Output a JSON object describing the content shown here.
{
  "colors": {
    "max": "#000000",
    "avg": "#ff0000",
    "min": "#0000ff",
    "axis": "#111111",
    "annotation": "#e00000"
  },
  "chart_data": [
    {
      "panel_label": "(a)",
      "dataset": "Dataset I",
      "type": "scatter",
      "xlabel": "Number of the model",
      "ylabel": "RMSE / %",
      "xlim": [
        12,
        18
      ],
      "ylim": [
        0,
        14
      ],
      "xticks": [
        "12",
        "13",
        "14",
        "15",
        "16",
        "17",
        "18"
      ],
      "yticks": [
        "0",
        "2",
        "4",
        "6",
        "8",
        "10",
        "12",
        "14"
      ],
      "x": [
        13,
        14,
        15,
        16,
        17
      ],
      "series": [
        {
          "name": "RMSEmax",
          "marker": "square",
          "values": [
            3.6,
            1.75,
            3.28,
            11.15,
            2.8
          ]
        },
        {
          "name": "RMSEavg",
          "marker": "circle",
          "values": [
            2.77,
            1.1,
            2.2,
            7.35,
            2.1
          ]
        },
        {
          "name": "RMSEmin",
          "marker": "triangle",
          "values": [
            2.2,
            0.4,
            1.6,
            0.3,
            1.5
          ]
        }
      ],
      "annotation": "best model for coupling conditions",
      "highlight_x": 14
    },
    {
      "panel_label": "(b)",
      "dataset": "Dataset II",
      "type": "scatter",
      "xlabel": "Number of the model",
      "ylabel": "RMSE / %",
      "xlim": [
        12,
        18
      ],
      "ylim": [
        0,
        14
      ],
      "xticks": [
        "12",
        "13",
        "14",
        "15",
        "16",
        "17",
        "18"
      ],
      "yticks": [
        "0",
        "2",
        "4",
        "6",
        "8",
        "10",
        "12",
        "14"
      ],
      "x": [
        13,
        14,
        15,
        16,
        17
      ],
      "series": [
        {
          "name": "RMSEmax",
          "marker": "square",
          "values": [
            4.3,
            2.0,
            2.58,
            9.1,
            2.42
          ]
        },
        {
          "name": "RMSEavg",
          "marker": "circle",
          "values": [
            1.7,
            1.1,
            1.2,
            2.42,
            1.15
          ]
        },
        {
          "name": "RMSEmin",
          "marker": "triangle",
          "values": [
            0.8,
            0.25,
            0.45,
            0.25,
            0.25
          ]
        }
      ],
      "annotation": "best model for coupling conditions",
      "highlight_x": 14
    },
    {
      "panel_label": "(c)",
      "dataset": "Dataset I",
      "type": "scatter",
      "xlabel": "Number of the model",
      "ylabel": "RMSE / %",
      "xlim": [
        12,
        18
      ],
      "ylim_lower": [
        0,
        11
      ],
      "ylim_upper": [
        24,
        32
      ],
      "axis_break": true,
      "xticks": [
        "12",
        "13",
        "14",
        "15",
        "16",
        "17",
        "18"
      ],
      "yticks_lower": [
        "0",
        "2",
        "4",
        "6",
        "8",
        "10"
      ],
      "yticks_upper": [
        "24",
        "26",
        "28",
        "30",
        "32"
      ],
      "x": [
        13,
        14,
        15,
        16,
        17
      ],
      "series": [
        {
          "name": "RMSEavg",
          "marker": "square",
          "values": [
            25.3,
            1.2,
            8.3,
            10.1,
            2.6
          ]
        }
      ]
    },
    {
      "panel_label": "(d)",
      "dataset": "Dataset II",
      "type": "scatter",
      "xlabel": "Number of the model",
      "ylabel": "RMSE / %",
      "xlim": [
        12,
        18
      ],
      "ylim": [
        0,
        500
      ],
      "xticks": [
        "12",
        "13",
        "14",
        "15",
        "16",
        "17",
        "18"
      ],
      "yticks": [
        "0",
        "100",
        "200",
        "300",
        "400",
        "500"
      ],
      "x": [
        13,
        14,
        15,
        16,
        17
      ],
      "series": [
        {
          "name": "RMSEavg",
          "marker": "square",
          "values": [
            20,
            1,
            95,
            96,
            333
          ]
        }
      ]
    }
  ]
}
+===+
(Requirement): Above are the records; retype every one exactly.

(Reply):
Output a JSON object describing the content shown here.
{
  "colors": {
    "max": "#000000",
    "avg": "#ff0000",
    "min": "#0000ff",
    "axis": "#111111",
    "annotation": "#e00000"
  },
  "chart_data": [
    {
      "panel_label": "(a)",
      "dataset": "Dataset I",
      "type": "scatter",
      "xlabel": "Number of the model",
      "ylabel": "RMSE / %",
      "xlim": [
        12,
        18
      ],
      "ylim": [
        0,
        14
      ],
      "xticks": [
        "12",
        "13",
        "14",
        "15",
        "16",
        "17",
        "18"
      ],
      "yticks": [
        "0",
        "2",
        "4",
        "6",
        "8",
        "10",
        "12",
        "14"
      ],
      "x": [
        13,
        14,
        15,
        16,
        17
      ],
      "series": [
        {
          "name": "RMSEmax",
          "marker": "square",
          "values": [
            3.6,
            1.75,
            3.28,
            11.15,
            2.8
          ]
        },
        {
          "name": "RMSEavg",
          "marker": "circle",
          "values": [
            2.77,
            1.1,
            2.2,
            7.35,
            2.1
          ]
        },
        {
          "name": "RMSEmin",
          "marker": "triangle",
          "values": [
            2.2,
            0.4,
            1.6,
            0.3,
            1.5
          ]
        }
      ],
      "annotation": "best model for coupling conditions",
      "highlight_x": 14
    },
    {
      "panel_label": "(b)",
      "dataset": "Dataset II",
      "type": "scatter",
      "xlabel": "Number of the model",
      "ylabel": "RMSE / %",
      "xlim": [
        12,
        18
      ],
      "ylim": [
        0,
        14
      ],
      "xticks": [
        "12",
        "13",
        "14",
        "15",
        "16",
        "17",
        "18"
      ],
      "yticks": [
        "0",
        "2",
        "4",
        "6",
        "8",
        "10",
        "12",
        "14"
      ],
      "x": [
        13,
        14,
        15,
        16,
        17
      ],
      "series": [
        {
          "name": "RMSEmax",
          "marker": "square",
          "values": [
            4.3,
            2.0,
            2.58,
            9.1,
            2.42
          ]
        },
        {
          "name": "RMSEavg",
          "marker": "circle",
          "values": [
            1.7,
            1.1,
            1.2,
            2.42,
            1.15
          ]
        },
        {
          "name": "RMSEmin",
          "marker": "triangle",
          "values": [
            0.8,
            0.25,
            0.45,
            0.25,
            0.25
          ]
        }
      ],
      "annotation": "best model for coupling conditions",
      "highlight_x": 14
    },
    {
      "panel_label": "(c)",
      "dataset": "Dataset I",
      "type": "scatter",
      "xlabel": "Number of the model",
      "ylabel": "RMSE / %",
      "xlim": [
        12,
        18
      ],
      "ylim_lower": [
        0,
        11
      ],
      "ylim_upper": [
        24,
        32
      ],
      "axis_break": true,
      "xticks": [
        "12",
        "13",
        "14",
        "15",
        "16",
        "17",
        "18"
      ],
      "yticks_lower": [
        "0",
        "2",
        "4",
        "6",
        "8",
        "10"
      ],
      "yticks_upper": [
        "24",
        "26",
        "28",
        "30",
        "32"
      ],
      "x": [
        13,
        14,
        15,
        16,
        17
      ],
      "series": [
        {
          "name": "RMSEavg",
          "marker": "square",
          "values": [
            25.3,
            1.2,
            8.3,
            10.1,
            2.6
          ]
        }
      ]
    },
    {
      "panel_label": "(d)",
      "dataset": "Dataset II",
      "type": "scatter",
      "xlabel": "Number of the model",
      "ylabel": "RMSE / %",
      "xlim": [
        12,
        18
      ],
      "ylim": [
        0,
        500
      ],
      "xticks": [
        "12",
        "13",
        "14",
        "15",
        "16",
        "17",
        "18"
      ],
      "yticks": [
        "0",
        "100",
        "200",
        "300",
        "400",
        "500"
      ],
      "x": [
        13,
        14,
        15,
        16,
        17
      ],
      "series": [
        {
          "name": "RMSEavg",
          "marker": "square",
          "values": [
            20,
            1,
            95,
            96,
            333
          ]
        }
      ]
    }
  ]
}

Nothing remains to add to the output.